:: What is asked ::
All entries are to be given again verbatim.

+-------+

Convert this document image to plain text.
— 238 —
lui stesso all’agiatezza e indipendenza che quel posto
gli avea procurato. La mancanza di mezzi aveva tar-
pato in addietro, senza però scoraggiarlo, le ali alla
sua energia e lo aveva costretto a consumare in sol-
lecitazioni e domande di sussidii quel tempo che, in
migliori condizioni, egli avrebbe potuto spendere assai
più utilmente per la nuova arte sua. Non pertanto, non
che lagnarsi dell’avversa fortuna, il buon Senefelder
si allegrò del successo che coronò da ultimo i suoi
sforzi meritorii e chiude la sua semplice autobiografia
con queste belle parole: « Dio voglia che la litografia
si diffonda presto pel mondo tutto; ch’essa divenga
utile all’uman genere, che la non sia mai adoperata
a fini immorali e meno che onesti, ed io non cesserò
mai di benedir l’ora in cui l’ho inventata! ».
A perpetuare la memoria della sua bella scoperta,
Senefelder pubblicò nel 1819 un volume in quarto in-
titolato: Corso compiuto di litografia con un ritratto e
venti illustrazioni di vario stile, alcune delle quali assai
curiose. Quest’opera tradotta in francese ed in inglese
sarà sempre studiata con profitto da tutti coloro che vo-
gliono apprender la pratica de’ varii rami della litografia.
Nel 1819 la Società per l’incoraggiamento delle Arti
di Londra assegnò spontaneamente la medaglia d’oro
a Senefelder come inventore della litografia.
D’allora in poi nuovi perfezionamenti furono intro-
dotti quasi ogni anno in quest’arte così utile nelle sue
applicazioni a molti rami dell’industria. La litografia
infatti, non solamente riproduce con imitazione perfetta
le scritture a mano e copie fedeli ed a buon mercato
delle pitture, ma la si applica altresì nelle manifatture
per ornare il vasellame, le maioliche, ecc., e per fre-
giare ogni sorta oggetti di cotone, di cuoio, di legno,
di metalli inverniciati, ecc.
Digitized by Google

+-------+

:: Solution for this task ::
Convert this document image to plain text.
— 238 —
lui stesso all’agiatezza e indipendenza che quel posto
gli avea procurato. La mancanza di mezzi aveva tar-
pato in addietro, senza però scoraggiarlo, le ali alla
sua energia e lo aveva costretto a consumare in sol-
lecitazioni e domande di sussidii quel tempo che, in
migliori condizioni, egli avrebbe potuto spendere assai
più utilmente per la nuova arte sua. Non pertanto, non
che lagnarsi dell’avversa fortuna, il buon Senefelder
si allegrò del successo che coronò da ultimo i suoi
sforzi meritorii e chiude la sua semplice autobiografia
con queste belle parole: « Dio voglia che la litografia
si diffonda presto pel mondo tutto; ch’essa divenga
utile all’uman genere, che la non sia mai adoperata
a fini immorali e meno che onesti, ed io non cesserò
mai di benedir l’ora in cui l’ho inventata! ».
A perpetuare la memoria della sua bella scoperta,
Senefelder pubblicò nel 1819 un volume in quarto in-
titolato: Corso compiuto di litografia con un ritratto e
venti illustrazioni di vario stile, alcune delle quali assai
curiose. Quest’opera tradotta in francese ed in inglese
sarà sempre studiata con profitto da tutti coloro che vo-
gliono apprender la pratica de’ varii rami della litografia.
Nel 1819 la Società per l’incoraggiamento delle Arti
di Londra assegnò spontaneamente la medaglia d’oro
a Senefelder come inventore della litografia.
D’allora in poi nuovi perfezionamenti furono intro-
dotti quasi ogni anno in quest’arte così utile nelle sue
applicazioni a molti rami dell’industria. La litografia
infatti, non solamente riproduce con imitazione perfetta
le scritture a mano e copie fedeli ed a buon mercato
delle pitture, ma la si applica altresì nelle manifatture
per ornare il vasellame, le maioliche, ecc., e per fre-
giare ogni sorta oggetti di cotone, di cuoio, di legno,
di metalli inverniciati, ecc.
Digitized by Google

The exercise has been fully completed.